[Figure dataset records]
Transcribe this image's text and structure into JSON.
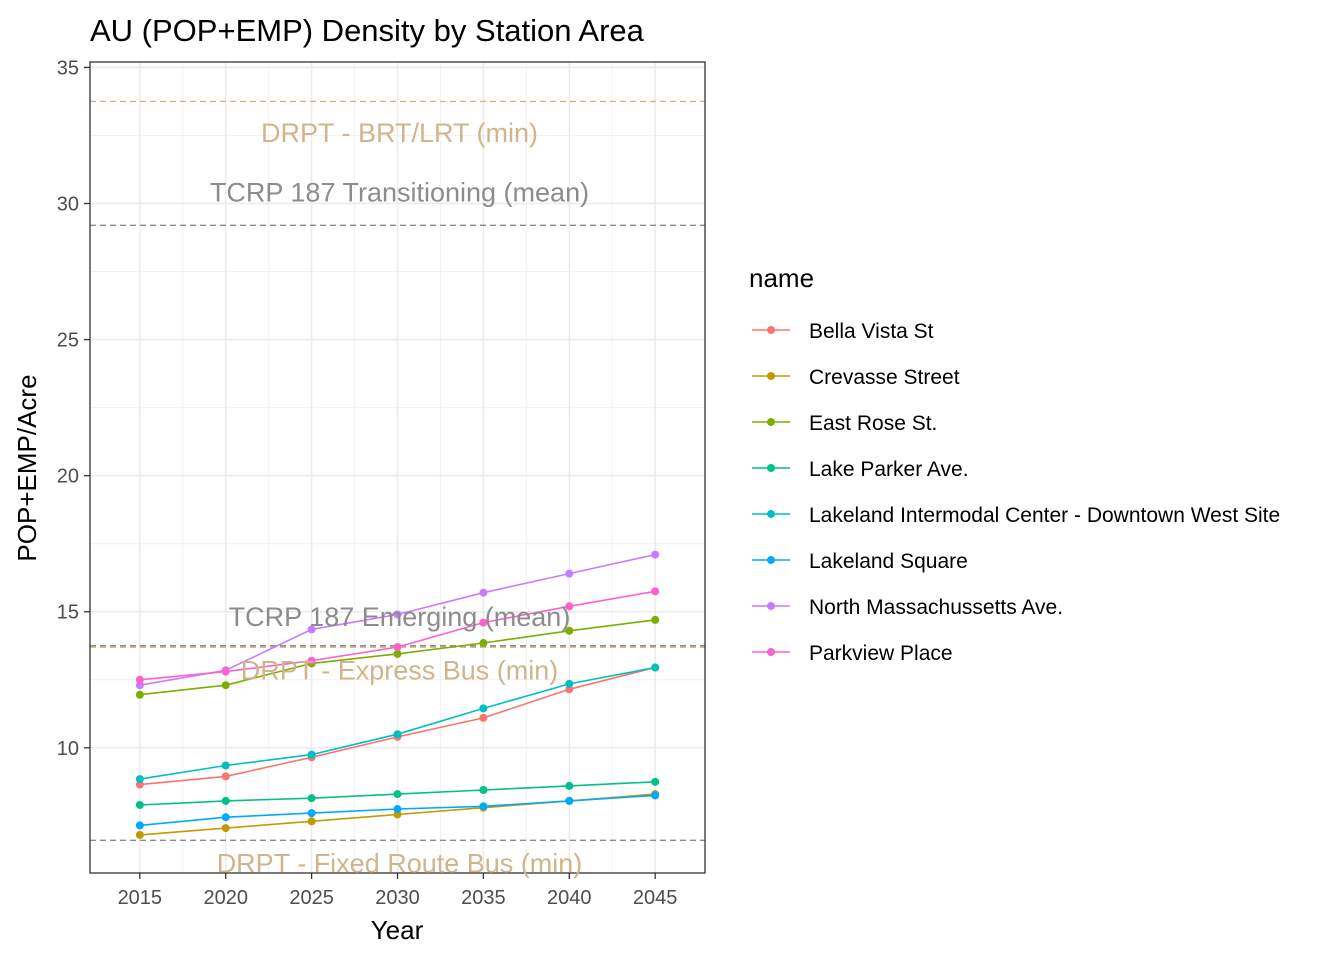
{
  "chart_data": {
    "type": "line",
    "title": "AU (POP+EMP) Density by Station Area",
    "xlabel": "Year",
    "ylabel": "POP+EMP/Acre",
    "x": [
      2015,
      2020,
      2025,
      2030,
      2035,
      2040,
      2045
    ],
    "x_ticks": [
      "2015",
      "2020",
      "2025",
      "2030",
      "2035",
      "2040",
      "2045"
    ],
    "y_ticks": [
      "10",
      "15",
      "20",
      "25",
      "30",
      "35"
    ],
    "xlim": [
      2012.1,
      2047.9
    ],
    "ylim": [
      5.4,
      35.2
    ],
    "grid": true,
    "legend": {
      "title": "name",
      "position": "right"
    },
    "series": [
      {
        "name": "Bella Vista St",
        "color": "#F8766D",
        "values": [
          8.65,
          8.95,
          9.65,
          10.4,
          11.1,
          12.15,
          12.95
        ]
      },
      {
        "name": "Crevasse Street",
        "color": "#C49A00",
        "values": [
          6.8,
          7.05,
          7.3,
          7.55,
          7.8,
          8.05,
          8.3
        ]
      },
      {
        "name": "East Rose St.",
        "color": "#7CAE00",
        "values": [
          11.95,
          12.3,
          13.1,
          13.45,
          13.85,
          14.3,
          14.7
        ]
      },
      {
        "name": "Lake Parker Ave.",
        "color": "#00C08B",
        "values": [
          7.9,
          8.05,
          8.15,
          8.3,
          8.45,
          8.6,
          8.75
        ]
      },
      {
        "name": "Lakeland Intermodal Center - Downtown West Site",
        "color": "#00BFC4",
        "values": [
          8.85,
          9.35,
          9.75,
          10.5,
          11.45,
          12.35,
          12.95
        ]
      },
      {
        "name": "Lakeland Square",
        "color": "#00A9FF",
        "values": [
          7.15,
          7.45,
          7.6,
          7.75,
          7.85,
          8.05,
          8.25
        ]
      },
      {
        "name": "North Massachussetts Ave.",
        "color": "#C77CFF",
        "values": [
          12.3,
          12.85,
          14.35,
          14.9,
          15.7,
          16.4,
          17.1
        ]
      },
      {
        "name": "Parkview Place",
        "color": "#FF61CC",
        "values": [
          12.5,
          12.8,
          13.2,
          13.7,
          14.6,
          15.2,
          15.75
        ]
      }
    ],
    "reference_lines": [
      {
        "label": "DRPT - BRT/LRT (min)",
        "value": 33.75,
        "color": "#D2B48C",
        "label_value": 32.6
      },
      {
        "label": "TCRP 187 Transitioning (mean)",
        "value": 29.2,
        "color": "#8C8C8C",
        "label_value": 30.4
      },
      {
        "label": "TCRP 187 Emerging (mean)",
        "value": 13.75,
        "color": "#8C8C8C",
        "label_value": 14.8
      },
      {
        "label": "DRPT - Express Bus (min)",
        "value": 13.7,
        "color": "#D2B48C",
        "label_value": 12.85
      },
      {
        "label": "DRPT - Fixed Route Bus (min)",
        "value": 6.6,
        "color": "#8C8C8C",
        "label_value": 5.75,
        "label_color": "#D2B48C"
      }
    ]
  }
}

### [Exercise description]
Report how many lines above hold the string "title", giving nothing but the number.

### [Finished exercise]
2